- [Stated goal]
Write out the listing below exactly, and omit any images you find in it.

^^^^^^^^^^^^^^^^

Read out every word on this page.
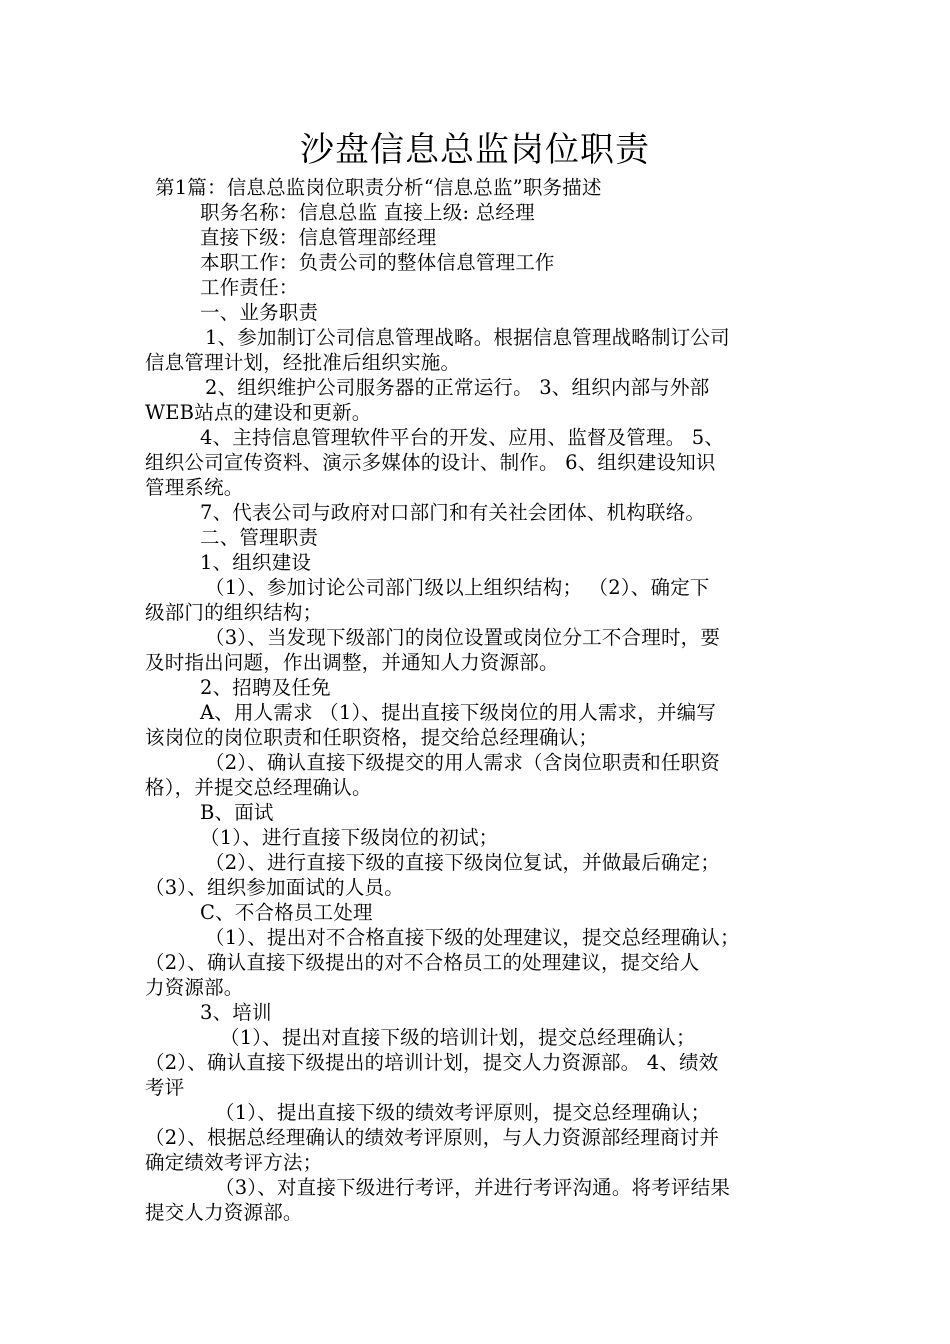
沙盘信息总监岗位职责
第1篇：信息总监岗位职责分析“信息总监”职务描述
职务名称：信息总监 直接上级: 总经理
直接下级：信息管理部经理
本职工作：负责公司的整体信息管理工作
工作责任：
一、业务职责
1、参加制订公司信息管理战略。根据信息管理战略制订公司
信息管理计划，经批准后组织实施。
2、组织维护公司服务器的正常运行。 3、组织内部与外部
WEB站点的建设和更新。
4、主持信息管理软件平台的开发、应用、监督及管理。 5、
组织公司宣传资料、演示多媒体的设计、制作。 6、组织建设知识
管理系统。
7、代表公司与政府对口部门和有关社会团体、机构联络。
二、管理职责
1、组织建设
（1）、参加讨论公司部门级以上组织结构； （2）、确定下
级部门的组织结构；
（3）、当发现下级部门的岗位设置或岗位分工不合理时，要
及时指出问题，作出调整，并通知人力资源部。
2、招聘及任免
A、用人需求 （1）、提出直接下级岗位的用人需求，并编写
该岗位的岗位职责和任职资格，提交给总经理确认；
（2）、确认直接下级提交的用人需求（含岗位职责和任职资
格），并提交总经理确认。
B、面试
（1）、进行直接下级岗位的初试；
（2）、进行直接下级的直接下级岗位复试，并做最后确定；
（3）、组织参加面试的人员。
C、不合格员工处理
（1）、提出对不合格直接下级的处理建议，提交总经理确认；
（2）、确认直接下级提出的对不合格员工的处理建议，提交给人
力资源部。
3、培训
（1）、提出对直接下级的培训计划，提交总经理确认；
（2）、确认直接下级提出的培训计划，提交人力资源部。 4、绩效
考评
（1）、提出直接下级的绩效考评原则，提交总经理确认；
（2）、根据总经理确认的绩效考评原则，与人力资源部经理商讨并
确定绩效考评方法；
（3）、对直接下级进行考评，并进行考评沟通。将考评结果
提交人力资源部。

^^^^^^^^^^^^^^^^

- [Result of the exercise]
Read out every word on this page.
沙盘信息总监岗位职责
第1篇：信息总监岗位职责分析“信息总监”职务描述
职务名称：信息总监 直接上级: 总经理
直接下级：信息管理部经理
本职工作：负责公司的整体信息管理工作
工作责任：
一、业务职责
1、参加制订公司信息管理战略。根据信息管理战略制订公司
信息管理计划，经批准后组织实施。
2、组织维护公司服务器的正常运行。 3、组织内部与外部
WEB站点的建设和更新。
4、主持信息管理软件平台的开发、应用、监督及管理。 5、
组织公司宣传资料、演示多媒体的设计、制作。 6、组织建设知识
管理系统。
7、代表公司与政府对口部门和有关社会团体、机构联络。
二、管理职责
1、组织建设
（1）、参加讨论公司部门级以上组织结构； （2）、确定下
级部门的组织结构；
（3）、当发现下级部门的岗位设置或岗位分工不合理时，要
及时指出问题，作出调整，并通知人力资源部。
2、招聘及任免
A、用人需求 （1）、提出直接下级岗位的用人需求，并编写
该岗位的岗位职责和任职资格，提交给总经理确认；
（2）、确认直接下级提交的用人需求（含岗位职责和任职资
格），并提交总经理确认。
B、面试
（1）、进行直接下级岗位的初试；
（2）、进行直接下级的直接下级岗位复试，并做最后确定；
（3）、组织参加面试的人员。
C、不合格员工处理
（1）、提出对不合格直接下级的处理建议，提交总经理确认；
（2）、确认直接下级提出的对不合格员工的处理建议，提交给人
力资源部。
3、培训
（1）、提出对直接下级的培训计划，提交总经理确认；
（2）、确认直接下级提出的培训计划，提交人力资源部。 4、绩效
考评
（1）、提出直接下级的绩效考评原则，提交总经理确认；
（2）、根据总经理确认的绩效考评原则，与人力资源部经理商讨并
确定绩效考评方法；
（3）、对直接下级进行考评，并进行考评沟通。将考评结果
提交人力资源部。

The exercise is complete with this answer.